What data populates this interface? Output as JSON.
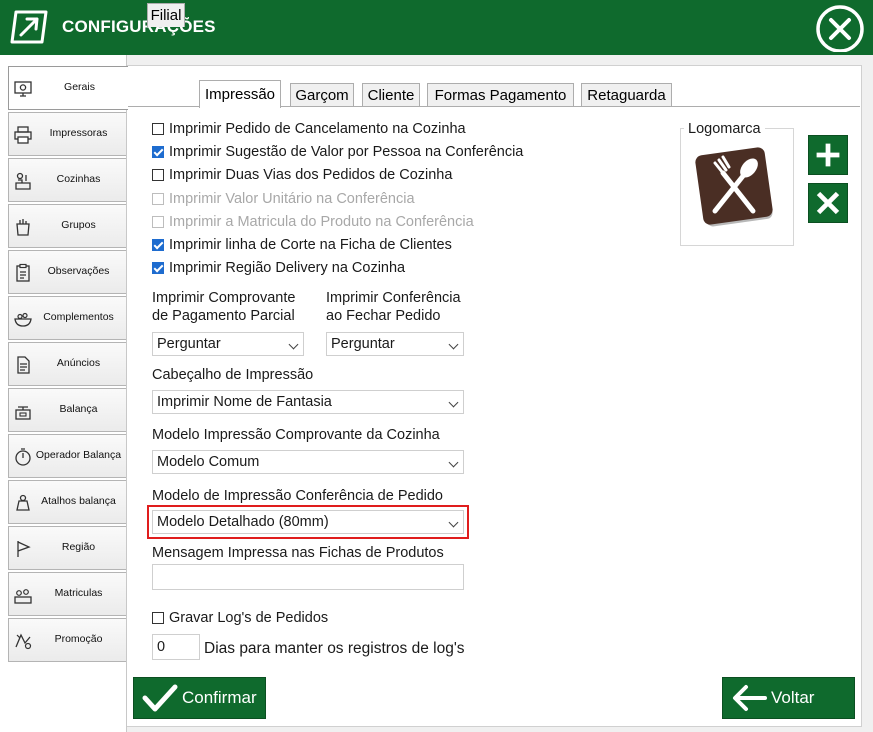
{
  "window": {
    "title": "CONFIGURAÇÕES",
    "close_icon": "close-circle-icon"
  },
  "sidebar": {
    "items": [
      {
        "label": "Gerais",
        "icon": "settings-monitor-icon",
        "active": true
      },
      {
        "label": "Impressoras",
        "icon": "printer-icon"
      },
      {
        "label": "Cozinhas",
        "icon": "kitchen-icon"
      },
      {
        "label": "Grupos",
        "icon": "groups-icon"
      },
      {
        "label": "Observações",
        "icon": "clipboard-icon"
      },
      {
        "label": "Complementos",
        "icon": "food-bowl-icon"
      },
      {
        "label": "Anúncios",
        "icon": "document-icon"
      },
      {
        "label": "Balança",
        "icon": "scale-icon"
      },
      {
        "label": "Operador  Balança",
        "icon": "stopwatch-icon"
      },
      {
        "label": "Atalhos balança",
        "icon": "scale-shortcut-icon"
      },
      {
        "label": "Região",
        "icon": "flag-icon"
      },
      {
        "label": "Matriculas",
        "icon": "registration-icon"
      },
      {
        "label": "Promoção",
        "icon": "promotion-icon"
      }
    ]
  },
  "tabs": [
    {
      "label": "Filial"
    },
    {
      "label": "Impressão",
      "active": true
    },
    {
      "label": "Garçom"
    },
    {
      "label": "Cliente"
    },
    {
      "label": "Formas Pagamento"
    },
    {
      "label": "Retaguarda"
    }
  ],
  "checkboxes": [
    {
      "label": "Imprimir Pedido de Cancelamento na Cozinha",
      "checked": false,
      "disabled": false
    },
    {
      "label": "Imprimir Sugestão de Valor por Pessoa na Conferência",
      "checked": true,
      "disabled": false
    },
    {
      "label": "Imprimir Duas Vias dos Pedidos de Cozinha",
      "checked": false,
      "disabled": false
    },
    {
      "label": "Imprimir Valor Unitário na Conferência",
      "checked": false,
      "disabled": true
    },
    {
      "label": "Imprimir a Matricula do Produto na Conferência",
      "checked": false,
      "disabled": true
    },
    {
      "label": "Imprimir linha de Corte na Ficha de Clientes",
      "checked": true,
      "disabled": false
    },
    {
      "label": "Imprimir Região Delivery na Cozinha",
      "checked": true,
      "disabled": false
    }
  ],
  "comprovante_parcial": {
    "label_line1": "Imprimir Comprovante",
    "label_line2": "de Pagamento Parcial",
    "value": "Perguntar"
  },
  "conferencia_fechar": {
    "label_line1": "Imprimir Conferência",
    "label_line2": "ao Fechar Pedido",
    "value": "Perguntar"
  },
  "cabecalho": {
    "label": "Cabeçalho de Impressão",
    "value": "Imprimir Nome de Fantasia"
  },
  "modelo_cozinha": {
    "label": "Modelo Impressão Comprovante da Cozinha",
    "value": "Modelo Comum"
  },
  "modelo_conferencia": {
    "label": "Modelo de Impressão Conferência de Pedido",
    "value": "Modelo Detalhado (80mm)"
  },
  "mensagem_fichas": {
    "label": "Mensagem Impressa nas Fichas de Produtos",
    "value": ""
  },
  "gravar_log": {
    "label": "Gravar Log's de Pedidos",
    "checked": false
  },
  "dias_log": {
    "value": "0",
    "label": "Dias para manter os registros de log's"
  },
  "logomarca": {
    "label": "Logomarca",
    "image_icon": "fork-spoon-icon",
    "add_icon": "plus-icon",
    "remove_icon": "x-icon"
  },
  "buttons": {
    "confirm": "Confirmar",
    "back": "Voltar"
  },
  "colors": {
    "brand_green": "#0f6a2d",
    "checkbox_blue": "#1e6ccf",
    "highlight_red": "#e01d1d",
    "logo_brown": "#4a2e24"
  }
}
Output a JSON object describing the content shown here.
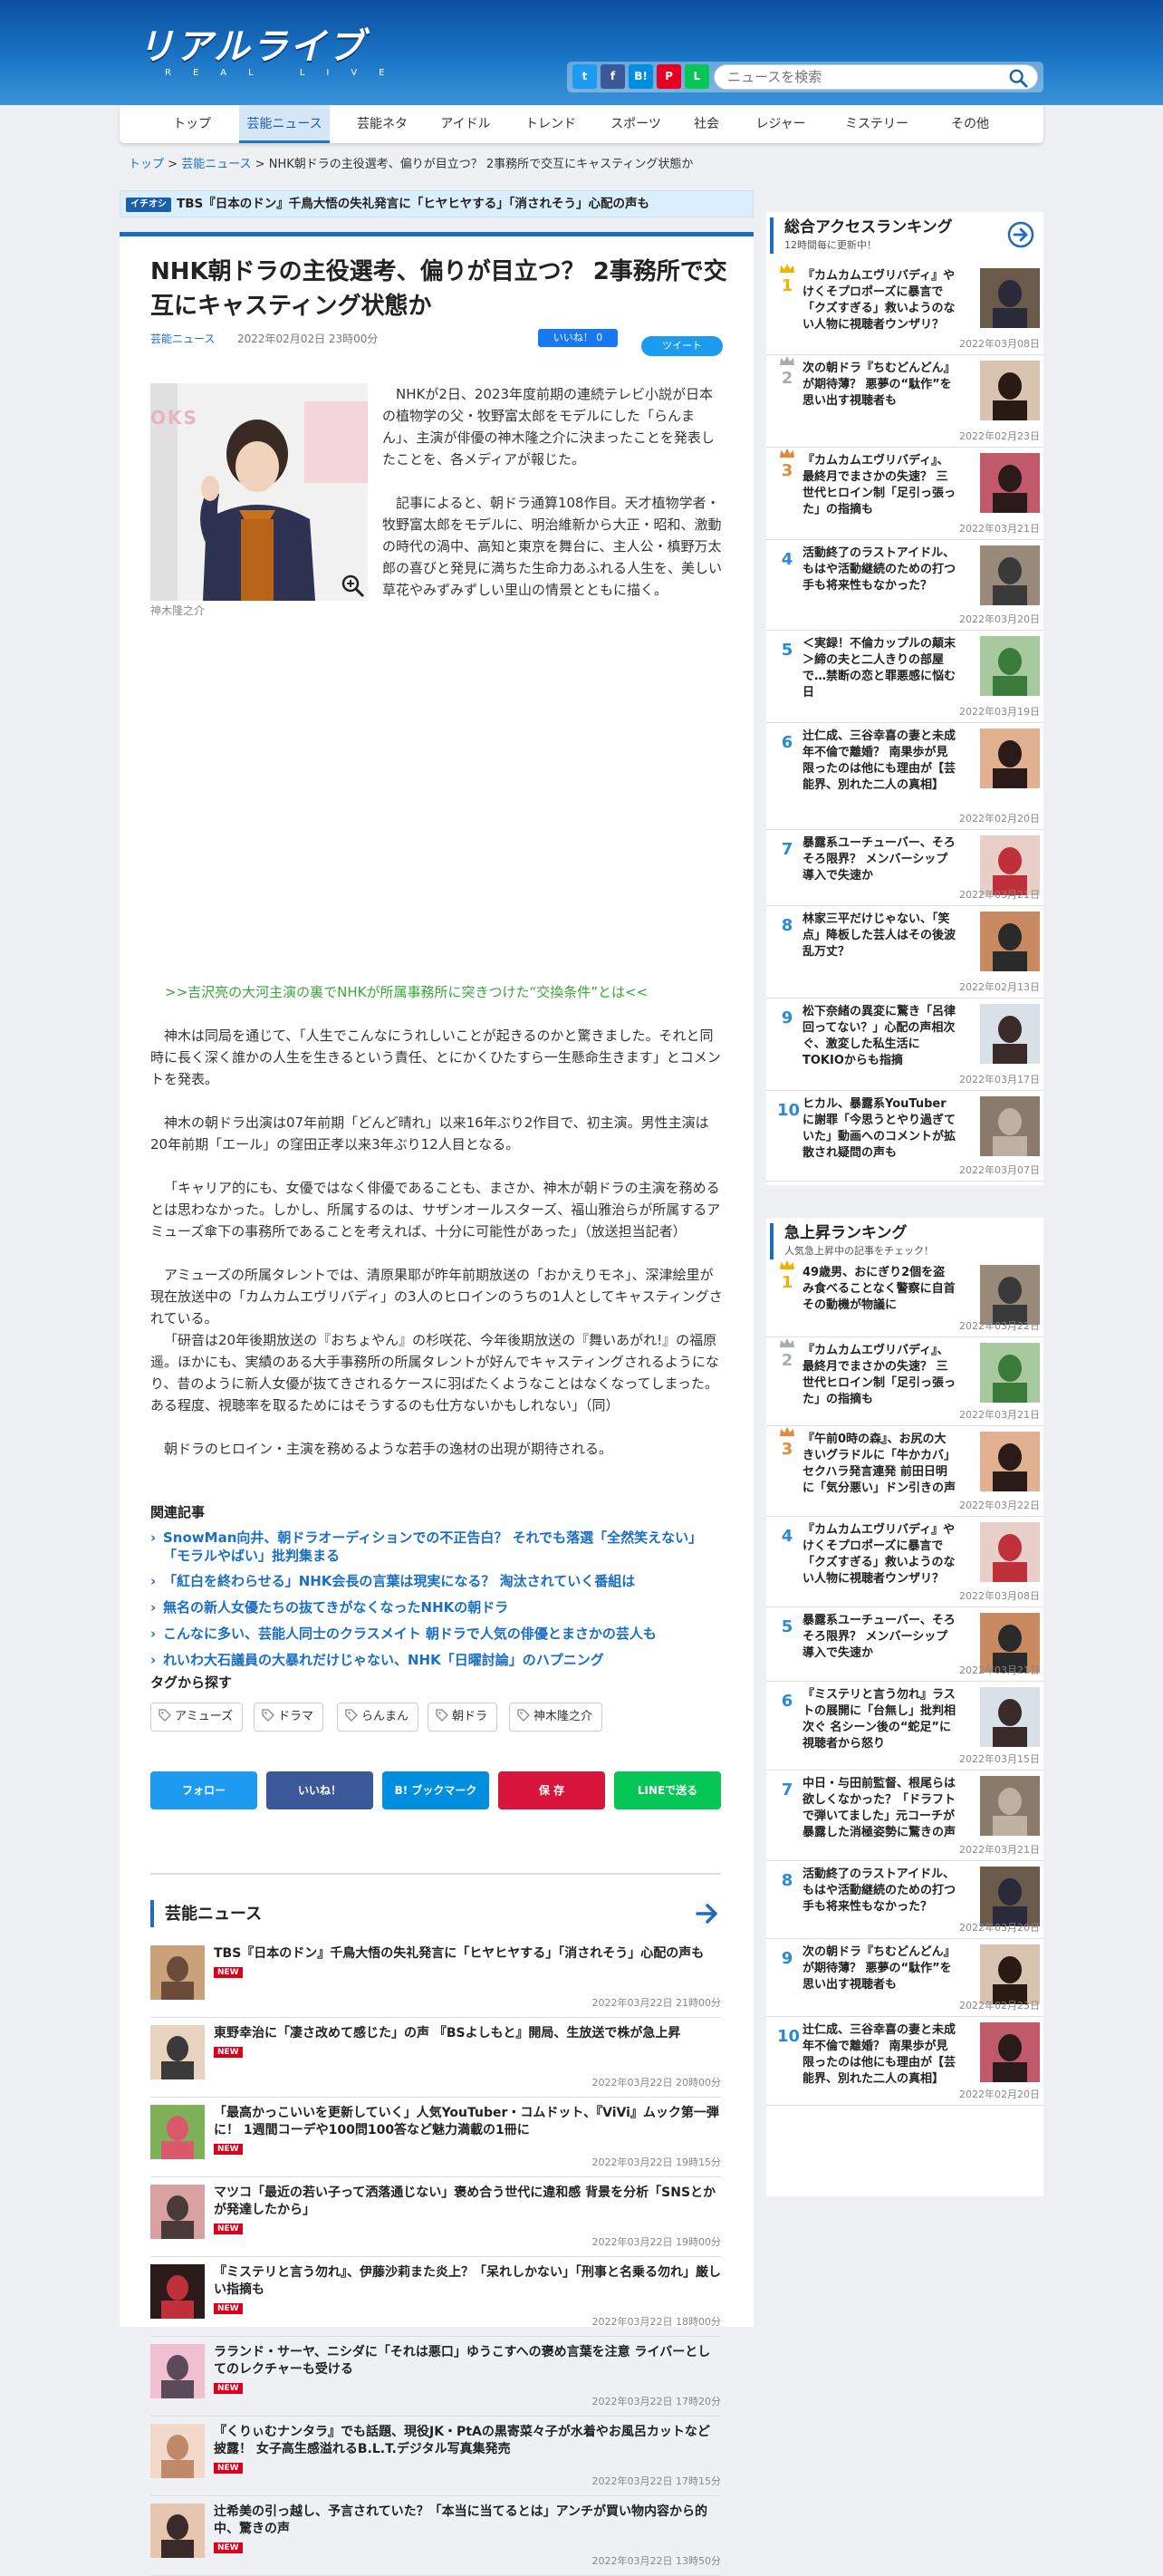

##########

◆ **Your objective**
Pick out all lines containing the string "Impressão".

◆ **Written answer**
      "label": "Impressão",
    "label": "Cabeçalho de Impressão",
    "label": "Modelo Impressão Comprovante da Cozinha",
    "label": "Modelo de Impressão Conferência de Pedido",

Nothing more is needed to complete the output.